REQUIRED WORK
Write out the entire listing below exactly as it appears, minus any pictures.

RECORDS PROVIDED
○ ○ ○ ○
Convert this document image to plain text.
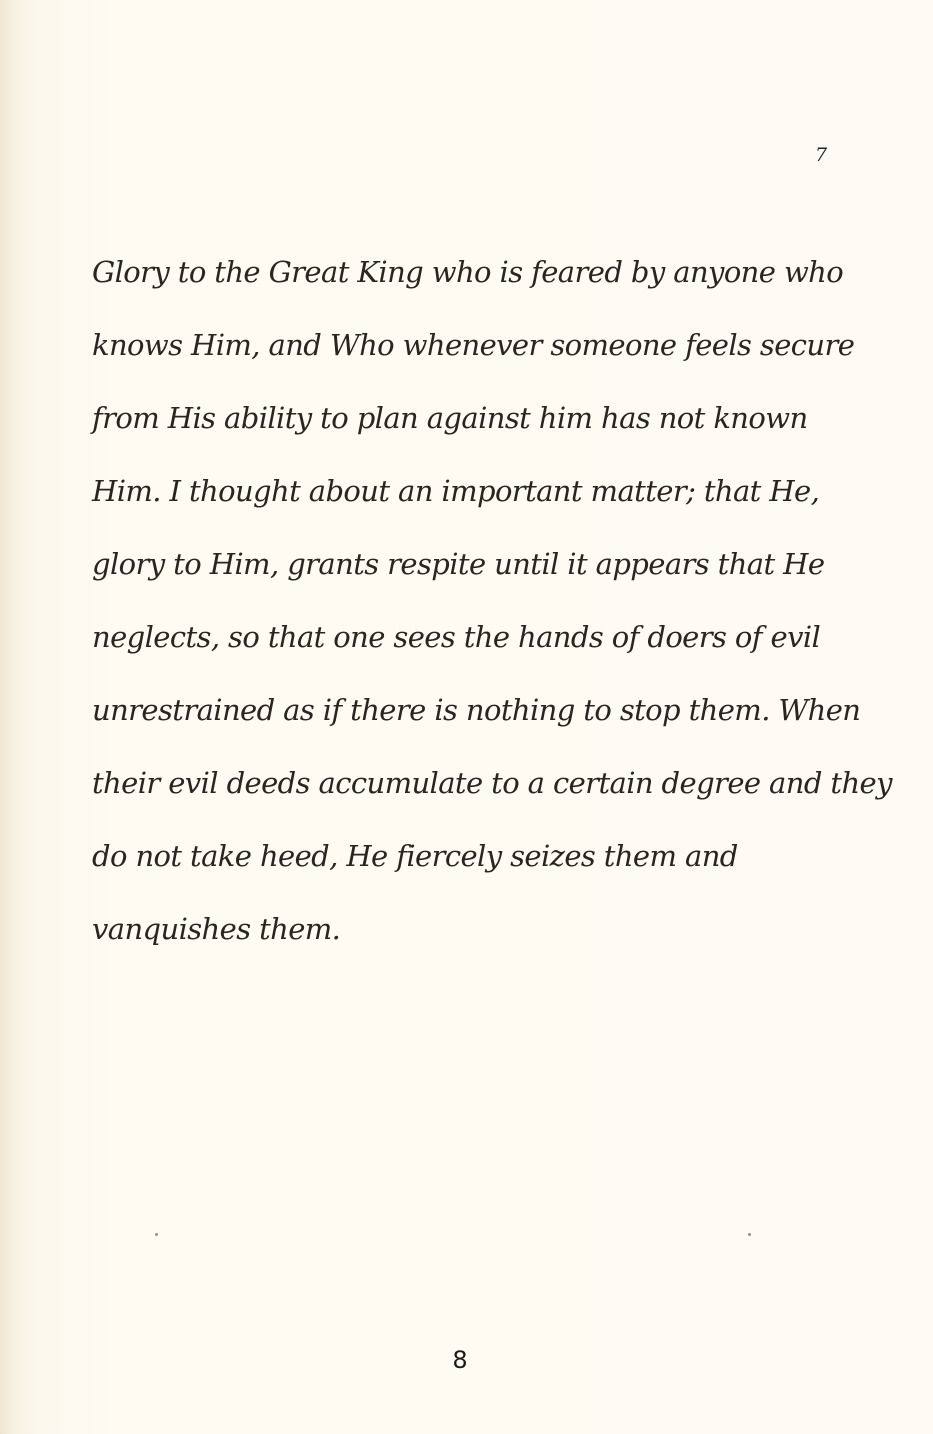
7

Glory to the Great King who is feared by anyone who
knows Him, and Who whenever someone feels secure
from His ability to plan against him has not known
Him. I thought about an important matter; that He,
glory to Him, grants respite until it appears that He
neglects, so that one sees the hands of doers of evil
unrestrained as if there is nothing to stop them. When
their evil deeds accumulate to a certain degree and they
do not take heed, He fiercely seizes them and
vanquishes them.

8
○ ○ ○ ○
OUTPUT BELOW
Convert this document image to plain text.
7

Glory to the Great King who is feared by anyone who
knows Him, and Who whenever someone feels secure
from His ability to plan against him has not known
Him. I thought about an important matter; that He,
glory to Him, grants respite until it appears that He
neglects, so that one sees the hands of doers of evil
unrestrained as if there is nothing to stop them. When
their evil deeds accumulate to a certain degree and they
do not take heed, He fiercely seizes them and
vanquishes them.

8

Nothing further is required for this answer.